# [Figure content listings]

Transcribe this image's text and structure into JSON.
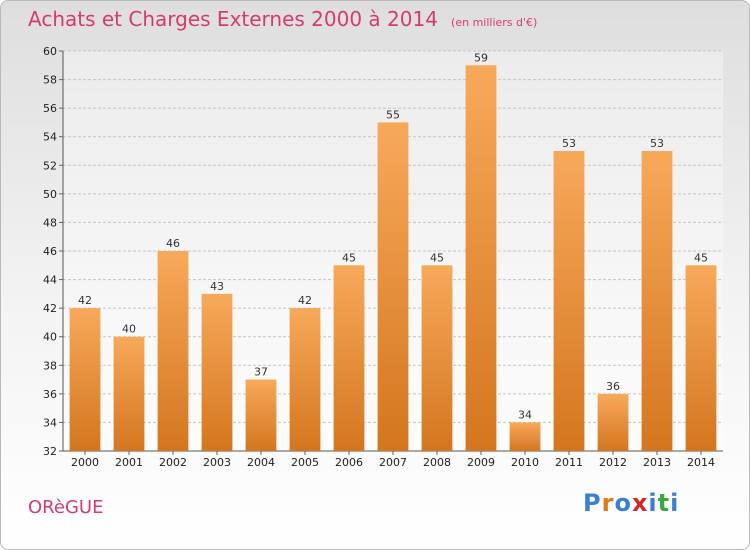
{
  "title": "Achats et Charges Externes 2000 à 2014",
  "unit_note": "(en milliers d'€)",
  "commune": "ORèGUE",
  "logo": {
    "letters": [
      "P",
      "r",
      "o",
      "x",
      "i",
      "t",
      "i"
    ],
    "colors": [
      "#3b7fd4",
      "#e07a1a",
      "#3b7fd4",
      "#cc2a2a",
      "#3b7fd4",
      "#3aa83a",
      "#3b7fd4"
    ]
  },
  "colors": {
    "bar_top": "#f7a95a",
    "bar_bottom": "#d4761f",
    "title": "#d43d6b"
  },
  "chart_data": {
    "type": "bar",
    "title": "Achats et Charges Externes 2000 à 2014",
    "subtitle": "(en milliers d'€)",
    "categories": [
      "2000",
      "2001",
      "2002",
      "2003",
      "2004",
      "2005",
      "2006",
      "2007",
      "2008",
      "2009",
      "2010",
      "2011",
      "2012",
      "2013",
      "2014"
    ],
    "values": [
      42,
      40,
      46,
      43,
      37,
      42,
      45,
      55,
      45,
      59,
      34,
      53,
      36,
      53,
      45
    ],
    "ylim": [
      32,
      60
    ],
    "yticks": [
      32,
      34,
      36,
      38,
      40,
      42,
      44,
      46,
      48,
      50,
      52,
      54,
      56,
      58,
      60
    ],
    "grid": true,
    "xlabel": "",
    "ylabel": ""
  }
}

* * *

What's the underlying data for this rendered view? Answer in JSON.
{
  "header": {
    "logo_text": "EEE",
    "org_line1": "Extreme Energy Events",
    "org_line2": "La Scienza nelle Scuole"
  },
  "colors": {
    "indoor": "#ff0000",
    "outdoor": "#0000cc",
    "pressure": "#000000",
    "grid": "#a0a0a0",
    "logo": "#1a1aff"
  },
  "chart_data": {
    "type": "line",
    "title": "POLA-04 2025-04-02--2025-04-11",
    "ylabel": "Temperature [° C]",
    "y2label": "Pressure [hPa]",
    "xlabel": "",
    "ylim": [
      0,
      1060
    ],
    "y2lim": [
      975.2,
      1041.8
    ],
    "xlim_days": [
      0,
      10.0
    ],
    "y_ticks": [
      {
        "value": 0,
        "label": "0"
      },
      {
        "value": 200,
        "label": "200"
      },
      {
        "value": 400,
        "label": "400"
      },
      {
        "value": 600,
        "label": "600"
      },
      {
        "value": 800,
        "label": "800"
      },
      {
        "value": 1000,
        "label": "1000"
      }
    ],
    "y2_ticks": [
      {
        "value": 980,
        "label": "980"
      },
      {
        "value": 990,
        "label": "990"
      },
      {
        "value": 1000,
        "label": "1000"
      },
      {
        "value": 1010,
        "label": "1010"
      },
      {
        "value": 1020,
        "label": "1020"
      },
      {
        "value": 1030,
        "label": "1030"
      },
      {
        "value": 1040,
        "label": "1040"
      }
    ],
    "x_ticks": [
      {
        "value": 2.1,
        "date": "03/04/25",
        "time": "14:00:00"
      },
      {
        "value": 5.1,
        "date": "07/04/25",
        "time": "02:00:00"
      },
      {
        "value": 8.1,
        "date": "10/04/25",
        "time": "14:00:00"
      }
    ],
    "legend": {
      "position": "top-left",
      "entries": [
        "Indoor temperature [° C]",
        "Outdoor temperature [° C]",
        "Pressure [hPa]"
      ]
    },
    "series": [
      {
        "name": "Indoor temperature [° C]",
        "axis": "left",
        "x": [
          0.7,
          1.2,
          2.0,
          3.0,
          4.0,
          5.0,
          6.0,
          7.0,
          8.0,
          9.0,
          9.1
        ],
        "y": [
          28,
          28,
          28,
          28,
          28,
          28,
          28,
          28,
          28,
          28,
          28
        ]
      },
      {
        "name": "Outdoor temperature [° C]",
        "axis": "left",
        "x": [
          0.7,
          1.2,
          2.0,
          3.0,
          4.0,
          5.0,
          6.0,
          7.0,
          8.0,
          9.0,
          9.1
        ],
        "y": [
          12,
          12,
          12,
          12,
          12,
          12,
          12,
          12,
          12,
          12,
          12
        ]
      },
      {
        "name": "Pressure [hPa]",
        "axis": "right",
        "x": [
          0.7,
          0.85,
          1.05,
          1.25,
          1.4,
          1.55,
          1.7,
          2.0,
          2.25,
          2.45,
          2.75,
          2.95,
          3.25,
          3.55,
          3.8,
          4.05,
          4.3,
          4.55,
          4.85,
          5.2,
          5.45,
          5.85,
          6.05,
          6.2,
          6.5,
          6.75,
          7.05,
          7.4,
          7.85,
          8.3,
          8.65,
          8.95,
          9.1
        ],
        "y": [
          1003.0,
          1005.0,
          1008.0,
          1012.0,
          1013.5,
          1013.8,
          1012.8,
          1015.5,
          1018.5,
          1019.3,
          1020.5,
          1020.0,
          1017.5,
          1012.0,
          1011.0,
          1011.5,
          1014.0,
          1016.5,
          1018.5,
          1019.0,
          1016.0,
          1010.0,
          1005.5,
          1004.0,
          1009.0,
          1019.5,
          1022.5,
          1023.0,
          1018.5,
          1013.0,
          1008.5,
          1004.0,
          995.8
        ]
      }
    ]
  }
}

...

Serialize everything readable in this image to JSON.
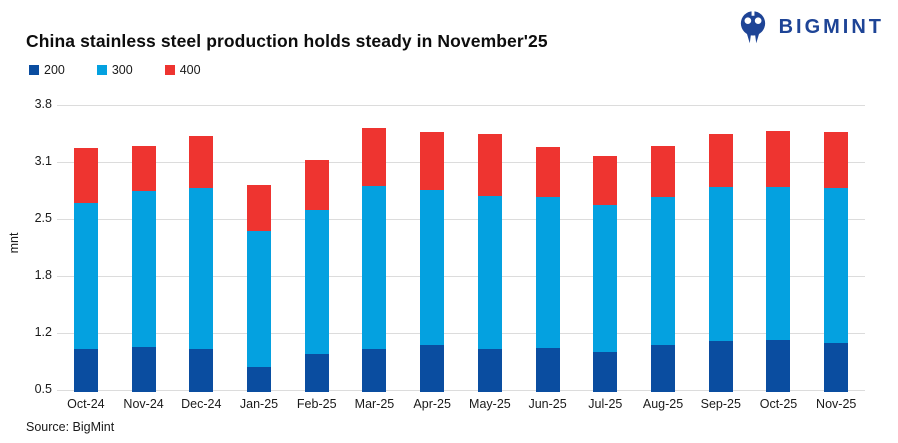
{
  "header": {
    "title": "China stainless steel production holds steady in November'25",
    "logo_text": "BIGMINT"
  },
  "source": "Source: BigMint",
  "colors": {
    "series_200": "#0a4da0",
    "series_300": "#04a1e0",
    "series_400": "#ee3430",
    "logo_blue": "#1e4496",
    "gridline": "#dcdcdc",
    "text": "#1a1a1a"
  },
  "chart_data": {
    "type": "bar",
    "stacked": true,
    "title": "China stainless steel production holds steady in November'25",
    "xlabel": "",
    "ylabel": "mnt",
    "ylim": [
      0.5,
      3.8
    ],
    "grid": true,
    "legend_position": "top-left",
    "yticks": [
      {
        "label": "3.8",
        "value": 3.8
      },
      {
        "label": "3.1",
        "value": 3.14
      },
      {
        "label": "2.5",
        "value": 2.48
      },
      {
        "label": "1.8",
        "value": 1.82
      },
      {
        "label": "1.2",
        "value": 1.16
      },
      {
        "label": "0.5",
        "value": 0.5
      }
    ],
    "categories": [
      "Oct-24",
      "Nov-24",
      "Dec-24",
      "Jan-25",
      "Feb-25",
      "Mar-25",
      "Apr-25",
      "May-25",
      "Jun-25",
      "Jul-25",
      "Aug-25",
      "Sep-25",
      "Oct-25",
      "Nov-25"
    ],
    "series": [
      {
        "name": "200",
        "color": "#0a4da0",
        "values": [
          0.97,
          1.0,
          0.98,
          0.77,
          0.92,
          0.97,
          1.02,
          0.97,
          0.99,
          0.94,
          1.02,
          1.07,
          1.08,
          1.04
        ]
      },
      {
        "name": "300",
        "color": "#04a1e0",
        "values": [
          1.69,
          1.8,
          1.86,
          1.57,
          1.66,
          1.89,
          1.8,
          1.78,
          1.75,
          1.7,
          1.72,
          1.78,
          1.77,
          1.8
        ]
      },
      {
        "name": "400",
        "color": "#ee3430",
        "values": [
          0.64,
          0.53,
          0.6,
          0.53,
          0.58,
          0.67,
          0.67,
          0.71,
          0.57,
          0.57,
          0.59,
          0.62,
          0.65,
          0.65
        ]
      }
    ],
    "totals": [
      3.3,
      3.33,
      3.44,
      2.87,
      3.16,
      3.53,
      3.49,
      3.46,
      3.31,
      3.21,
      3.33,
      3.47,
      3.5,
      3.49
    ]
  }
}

# [Work to be completed]
Search the data for the string "name". List each line that has it.

# [Task solution]
        "name": "Indoor temperature [° C]",
        "name": "Outdoor temperature [° C]",
        "name": "Pressure [hPa]",
        "name": "200",
        "name": "300",
        "name": "400",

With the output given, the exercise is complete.